> PROVIDED DATA:
+===+

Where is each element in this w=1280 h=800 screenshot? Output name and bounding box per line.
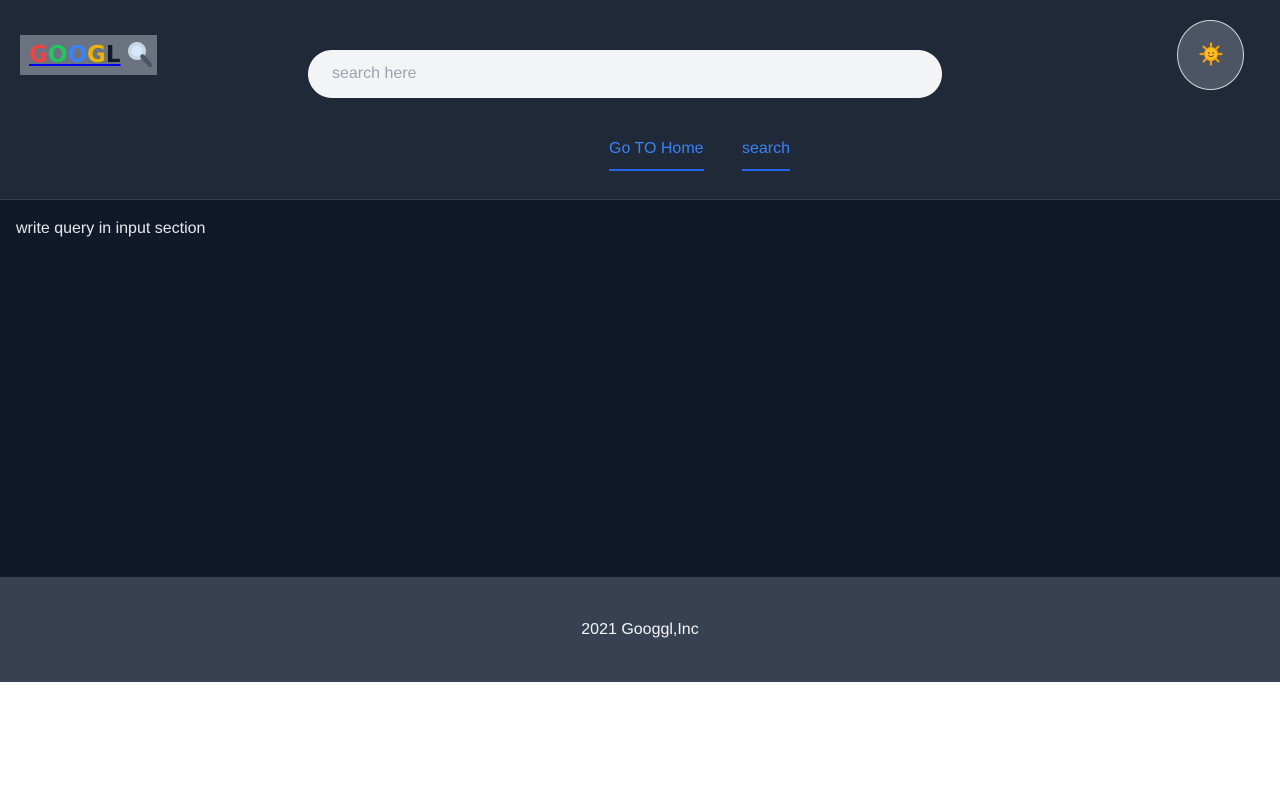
nav-link-search[interactable]: search (742, 139, 791, 171)
copyright-text: 2021 Googgl,Inc (581, 620, 699, 638)
theme-toggle-button[interactable] (1177, 20, 1244, 90)
logo-letter-l: L (105, 42, 121, 68)
sun-icon (1198, 41, 1223, 69)
magnifying-glass-icon (127, 41, 152, 69)
logo-letter-g: G (87, 42, 106, 68)
logo-letter-g: G (29, 42, 48, 68)
site-footer: 2021 Googgl,Inc (0, 577, 1280, 682)
logo[interactable]: G O O G L (20, 35, 157, 75)
nav-link-home[interactable]: Go TO Home (609, 139, 704, 171)
search-bar (308, 50, 942, 98)
empty-query-message: write query in input section (16, 220, 206, 237)
results-area: write query in input section (0, 200, 1280, 577)
main-nav: Go TO Home search (0, 139, 1280, 173)
logo-letter-o: O (47, 42, 68, 68)
search-input[interactable] (308, 50, 942, 98)
site-header: G O O G L search here Go TO Home search (0, 0, 1280, 200)
logo-letter-o: O (67, 42, 88, 68)
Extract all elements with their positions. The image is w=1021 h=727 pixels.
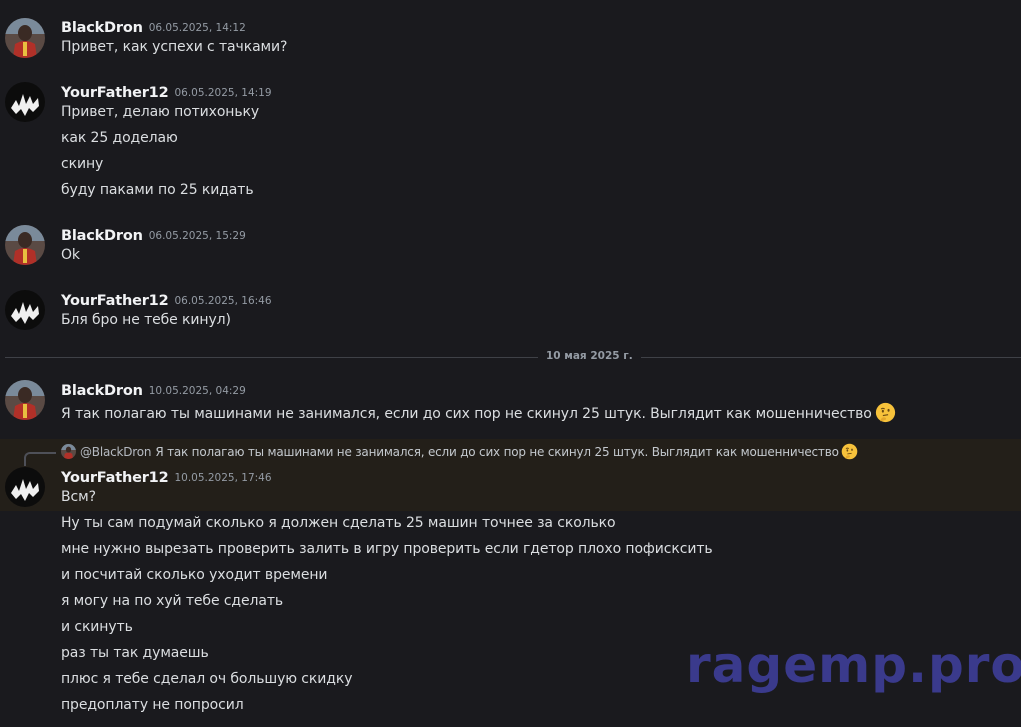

+===+

Copy out all of the lines above word for word, leaving out the pictures.

Where is each element in this w=1280 h=800 screenshot? Output name and bounding box per line.
nav-link-search[interactable]: search (742, 139, 791, 171)
copyright-text: 2021 Googgl,Inc (581, 620, 699, 638)
theme-toggle-button[interactable] (1177, 20, 1244, 90)
logo-letter-l: L (105, 42, 121, 68)
sun-icon (1198, 41, 1223, 69)
magnifying-glass-icon (127, 41, 152, 69)
logo-letter-g: G (87, 42, 106, 68)
logo-letter-g: G (29, 42, 48, 68)
site-footer: 2021 Googgl,Inc (0, 577, 1280, 682)
logo[interactable]: G O O G L (20, 35, 157, 75)
nav-link-home[interactable]: Go TO Home (609, 139, 704, 171)
search-bar (308, 50, 942, 98)
empty-query-message: write query in input section (16, 220, 206, 237)
results-area: write query in input section (0, 200, 1280, 577)
main-nav: Go TO Home search (0, 139, 1280, 173)
logo-letter-o: O (47, 42, 68, 68)
search-input[interactable] (308, 50, 942, 98)
site-header: G O O G L search here Go TO Home search (0, 0, 1280, 200)
logo-letter-o: O (67, 42, 88, 68)
Extract all elements with their positions. The image is w=1021 h=727 pixels.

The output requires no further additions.